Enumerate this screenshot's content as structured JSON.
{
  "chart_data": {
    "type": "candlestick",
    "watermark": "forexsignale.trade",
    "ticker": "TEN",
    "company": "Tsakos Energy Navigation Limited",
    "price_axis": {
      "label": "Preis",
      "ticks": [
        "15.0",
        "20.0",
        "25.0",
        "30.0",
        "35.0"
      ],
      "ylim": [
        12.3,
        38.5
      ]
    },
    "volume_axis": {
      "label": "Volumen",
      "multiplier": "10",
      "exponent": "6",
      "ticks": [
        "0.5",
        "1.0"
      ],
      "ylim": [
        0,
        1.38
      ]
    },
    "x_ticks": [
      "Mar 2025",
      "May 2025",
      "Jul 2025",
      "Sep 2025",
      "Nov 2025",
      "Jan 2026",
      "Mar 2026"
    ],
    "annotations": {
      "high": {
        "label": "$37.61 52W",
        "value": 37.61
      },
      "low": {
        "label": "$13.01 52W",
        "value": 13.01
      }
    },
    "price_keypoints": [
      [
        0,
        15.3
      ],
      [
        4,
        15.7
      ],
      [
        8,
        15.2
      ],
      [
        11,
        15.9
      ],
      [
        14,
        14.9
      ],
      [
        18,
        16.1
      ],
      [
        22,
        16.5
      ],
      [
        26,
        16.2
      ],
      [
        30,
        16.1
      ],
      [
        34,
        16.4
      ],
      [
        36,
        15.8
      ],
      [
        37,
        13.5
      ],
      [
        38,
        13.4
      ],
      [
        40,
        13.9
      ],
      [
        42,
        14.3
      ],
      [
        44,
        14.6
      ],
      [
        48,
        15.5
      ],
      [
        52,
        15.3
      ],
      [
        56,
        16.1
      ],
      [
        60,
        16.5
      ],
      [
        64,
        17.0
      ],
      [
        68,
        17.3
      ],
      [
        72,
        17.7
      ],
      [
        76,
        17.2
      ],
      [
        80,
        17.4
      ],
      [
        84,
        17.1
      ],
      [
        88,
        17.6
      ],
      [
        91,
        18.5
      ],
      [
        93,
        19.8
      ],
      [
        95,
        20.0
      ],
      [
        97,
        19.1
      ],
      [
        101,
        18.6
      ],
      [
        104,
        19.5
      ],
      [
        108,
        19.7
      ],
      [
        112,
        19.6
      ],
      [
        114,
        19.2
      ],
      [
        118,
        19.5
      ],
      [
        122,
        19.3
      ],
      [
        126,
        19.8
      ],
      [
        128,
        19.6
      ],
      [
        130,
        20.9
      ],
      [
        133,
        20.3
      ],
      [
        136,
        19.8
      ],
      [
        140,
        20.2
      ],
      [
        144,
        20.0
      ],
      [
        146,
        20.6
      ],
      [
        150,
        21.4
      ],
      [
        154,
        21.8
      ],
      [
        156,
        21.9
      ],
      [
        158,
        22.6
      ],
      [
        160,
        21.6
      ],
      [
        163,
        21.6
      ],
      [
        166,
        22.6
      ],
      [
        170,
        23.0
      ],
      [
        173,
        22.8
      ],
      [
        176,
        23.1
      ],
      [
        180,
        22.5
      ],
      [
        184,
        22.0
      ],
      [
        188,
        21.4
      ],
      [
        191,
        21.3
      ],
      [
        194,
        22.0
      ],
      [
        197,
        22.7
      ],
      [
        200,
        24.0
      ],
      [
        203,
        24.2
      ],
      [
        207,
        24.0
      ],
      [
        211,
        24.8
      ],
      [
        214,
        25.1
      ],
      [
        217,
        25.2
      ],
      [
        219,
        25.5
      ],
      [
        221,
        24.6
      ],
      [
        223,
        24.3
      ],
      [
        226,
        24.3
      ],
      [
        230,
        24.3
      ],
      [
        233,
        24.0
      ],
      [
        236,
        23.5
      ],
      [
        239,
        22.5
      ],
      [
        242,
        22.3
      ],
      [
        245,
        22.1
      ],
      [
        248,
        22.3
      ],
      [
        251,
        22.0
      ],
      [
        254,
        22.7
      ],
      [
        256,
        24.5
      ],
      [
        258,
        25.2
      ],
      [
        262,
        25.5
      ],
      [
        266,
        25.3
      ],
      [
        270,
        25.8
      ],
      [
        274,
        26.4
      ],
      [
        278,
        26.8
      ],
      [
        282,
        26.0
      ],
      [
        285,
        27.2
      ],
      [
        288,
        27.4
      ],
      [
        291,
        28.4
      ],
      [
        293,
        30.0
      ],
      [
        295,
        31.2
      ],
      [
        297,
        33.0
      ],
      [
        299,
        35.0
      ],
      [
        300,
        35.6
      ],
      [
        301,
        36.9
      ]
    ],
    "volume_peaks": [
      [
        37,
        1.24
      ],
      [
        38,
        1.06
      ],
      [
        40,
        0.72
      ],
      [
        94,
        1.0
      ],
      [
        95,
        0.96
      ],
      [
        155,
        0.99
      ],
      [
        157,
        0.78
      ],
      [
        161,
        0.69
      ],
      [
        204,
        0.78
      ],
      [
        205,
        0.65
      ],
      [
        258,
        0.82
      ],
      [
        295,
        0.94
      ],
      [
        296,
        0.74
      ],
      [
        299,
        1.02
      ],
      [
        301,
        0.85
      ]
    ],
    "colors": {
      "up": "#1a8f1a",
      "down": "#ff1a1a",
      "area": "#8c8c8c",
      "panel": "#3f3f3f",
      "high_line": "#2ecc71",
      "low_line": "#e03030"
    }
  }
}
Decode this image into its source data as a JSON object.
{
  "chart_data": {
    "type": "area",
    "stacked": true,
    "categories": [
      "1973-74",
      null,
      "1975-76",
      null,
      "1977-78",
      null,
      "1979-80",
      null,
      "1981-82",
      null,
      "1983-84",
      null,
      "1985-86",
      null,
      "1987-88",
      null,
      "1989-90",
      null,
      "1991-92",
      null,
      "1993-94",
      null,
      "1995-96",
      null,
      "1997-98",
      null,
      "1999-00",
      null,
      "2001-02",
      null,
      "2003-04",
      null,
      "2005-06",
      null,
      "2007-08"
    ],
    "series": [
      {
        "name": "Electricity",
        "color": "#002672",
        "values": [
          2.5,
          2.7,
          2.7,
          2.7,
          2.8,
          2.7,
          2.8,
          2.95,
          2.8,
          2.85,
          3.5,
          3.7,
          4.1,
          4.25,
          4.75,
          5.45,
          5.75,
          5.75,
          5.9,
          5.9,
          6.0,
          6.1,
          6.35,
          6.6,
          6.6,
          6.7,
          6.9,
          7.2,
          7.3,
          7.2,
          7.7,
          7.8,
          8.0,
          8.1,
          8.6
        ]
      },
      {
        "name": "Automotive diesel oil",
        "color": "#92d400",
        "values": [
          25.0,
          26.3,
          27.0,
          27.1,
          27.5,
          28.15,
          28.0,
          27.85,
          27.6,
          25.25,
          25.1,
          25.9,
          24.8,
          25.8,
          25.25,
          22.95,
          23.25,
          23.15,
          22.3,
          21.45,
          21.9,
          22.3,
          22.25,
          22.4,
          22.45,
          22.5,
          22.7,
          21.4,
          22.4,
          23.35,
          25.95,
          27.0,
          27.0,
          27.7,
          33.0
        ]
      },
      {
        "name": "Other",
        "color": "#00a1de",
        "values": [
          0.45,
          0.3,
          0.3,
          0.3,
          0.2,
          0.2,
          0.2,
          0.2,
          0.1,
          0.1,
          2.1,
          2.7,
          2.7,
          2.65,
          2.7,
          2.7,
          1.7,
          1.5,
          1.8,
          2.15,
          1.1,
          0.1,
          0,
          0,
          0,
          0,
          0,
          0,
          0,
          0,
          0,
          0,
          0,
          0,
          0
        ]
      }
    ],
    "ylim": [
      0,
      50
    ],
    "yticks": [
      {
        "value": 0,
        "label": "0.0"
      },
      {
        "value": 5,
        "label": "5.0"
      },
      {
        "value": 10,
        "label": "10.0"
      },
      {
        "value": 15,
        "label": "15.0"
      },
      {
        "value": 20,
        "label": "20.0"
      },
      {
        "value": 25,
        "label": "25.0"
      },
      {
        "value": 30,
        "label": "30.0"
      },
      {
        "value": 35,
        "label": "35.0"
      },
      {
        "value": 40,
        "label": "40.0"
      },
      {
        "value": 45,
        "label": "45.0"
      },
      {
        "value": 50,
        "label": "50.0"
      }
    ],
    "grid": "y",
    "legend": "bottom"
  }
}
▬▬▬▬▬▬▬▬▬▬
What the task asks: Copy each line above that contains the string "name".

Exercise solution:
        "name": "Electricity",
        "name": "Automotive diesel oil",
        "name": "Other",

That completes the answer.